GIVEN TASK:
Identify all lines below that hold "документов" and collect them.

PROVIDED DATA:
[start]

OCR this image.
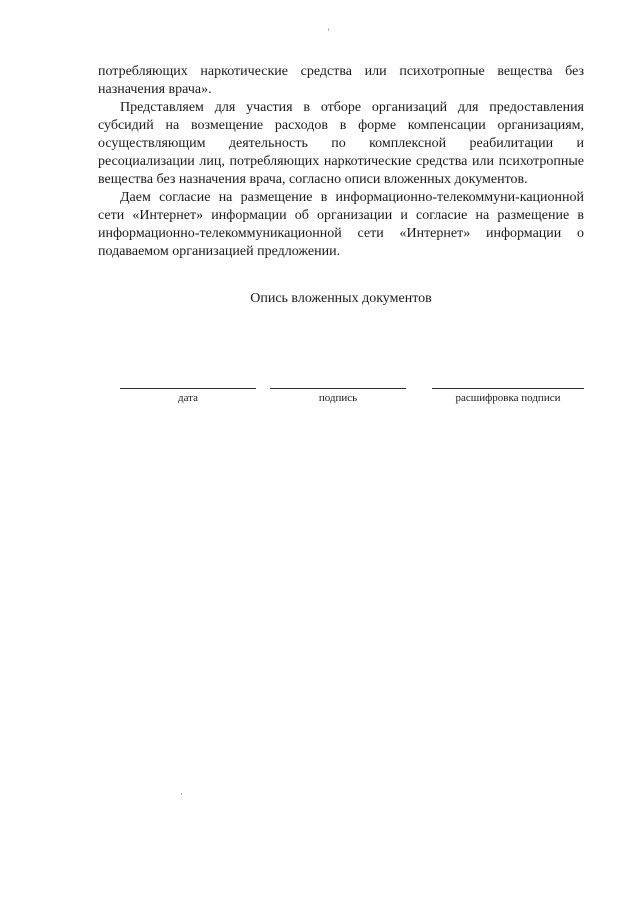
потребляющих наркотические средства или психотропные вещества без назначения врача».

Представляем для участия в отборе организаций для предоставления субсидий на возмещение расходов в форме компенсации организациям, осуществляющим деятельность по комплексной реабилитации и ресоциализации лиц, потребляющих наркотические средства или психотропные вещества без назначения врача, согласно описи вложенных документов.

Даем согласие на размещение в информационно-телекоммуни-кационной сети «Интернет» информации об организации и согласие на размещение в информационно-телекоммуникационной сети «Интернет» информации о подаваемом организацией предложении.

Опись вложенных документов
дата	подпись	расшифровка подписи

[end]

TASK ANSWER:
Представляем для участия в отборе организаций для предоставления субсидий на возмещение расходов в форме компенсации организациям, осуществляющим деятельность по комплексной реабилитации и ресоциализации лиц, потребляющих наркотические средства или психотропные вещества без назначения врача, согласно описи вложенных документов.
Опись вложенных документов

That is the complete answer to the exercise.